Dataset excerpt

------------------------------------------------------------

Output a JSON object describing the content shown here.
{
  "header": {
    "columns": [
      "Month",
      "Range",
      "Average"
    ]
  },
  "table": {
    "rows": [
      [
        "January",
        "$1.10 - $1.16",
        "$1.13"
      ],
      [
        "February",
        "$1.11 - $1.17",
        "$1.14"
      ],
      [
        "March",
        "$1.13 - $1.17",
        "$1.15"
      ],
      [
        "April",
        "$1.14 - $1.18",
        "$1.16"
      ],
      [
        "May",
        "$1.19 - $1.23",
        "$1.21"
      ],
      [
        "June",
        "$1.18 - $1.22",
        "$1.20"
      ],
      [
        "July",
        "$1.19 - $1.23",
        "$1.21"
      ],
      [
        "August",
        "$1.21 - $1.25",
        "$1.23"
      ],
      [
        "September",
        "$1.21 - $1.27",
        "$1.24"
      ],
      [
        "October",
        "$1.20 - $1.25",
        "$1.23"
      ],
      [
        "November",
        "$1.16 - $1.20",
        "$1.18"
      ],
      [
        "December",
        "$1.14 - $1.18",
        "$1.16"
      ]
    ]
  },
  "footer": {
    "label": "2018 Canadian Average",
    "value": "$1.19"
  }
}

------------------------------------------------------------

Task details - From the records above, please extract every line and repeat it exactly.

Correct output -
Output a JSON object describing the content shown here.
{
  "header": {
    "columns": [
      "Month",
      "Range",
      "Average"
    ]
  },
  "table": {
    "rows": [
      [
        "January",
        "$1.10 - $1.16",
        "$1.13"
      ],
      [
        "February",
        "$1.11 - $1.17",
        "$1.14"
      ],
      [
        "March",
        "$1.13 - $1.17",
        "$1.15"
      ],
      [
        "April",
        "$1.14 - $1.18",
        "$1.16"
      ],
      [
        "May",
        "$1.19 - $1.23",
        "$1.21"
      ],
      [
        "June",
        "$1.18 - $1.22",
        "$1.20"
      ],
      [
        "July",
        "$1.19 - $1.23",
        "$1.21"
      ],
      [
        "August",
        "$1.21 - $1.25",
        "$1.23"
      ],
      [
        "September",
        "$1.21 - $1.27",
        "$1.24"
      ],
      [
        "October",
        "$1.20 - $1.25",
        "$1.23"
      ],
      [
        "November",
        "$1.16 - $1.20",
        "$1.18"
      ],
      [
        "December",
        "$1.14 - $1.18",
        "$1.16"
      ]
    ]
  },
  "footer": {
    "label": "2018 Canadian Average",
    "value": "$1.19"
  }
}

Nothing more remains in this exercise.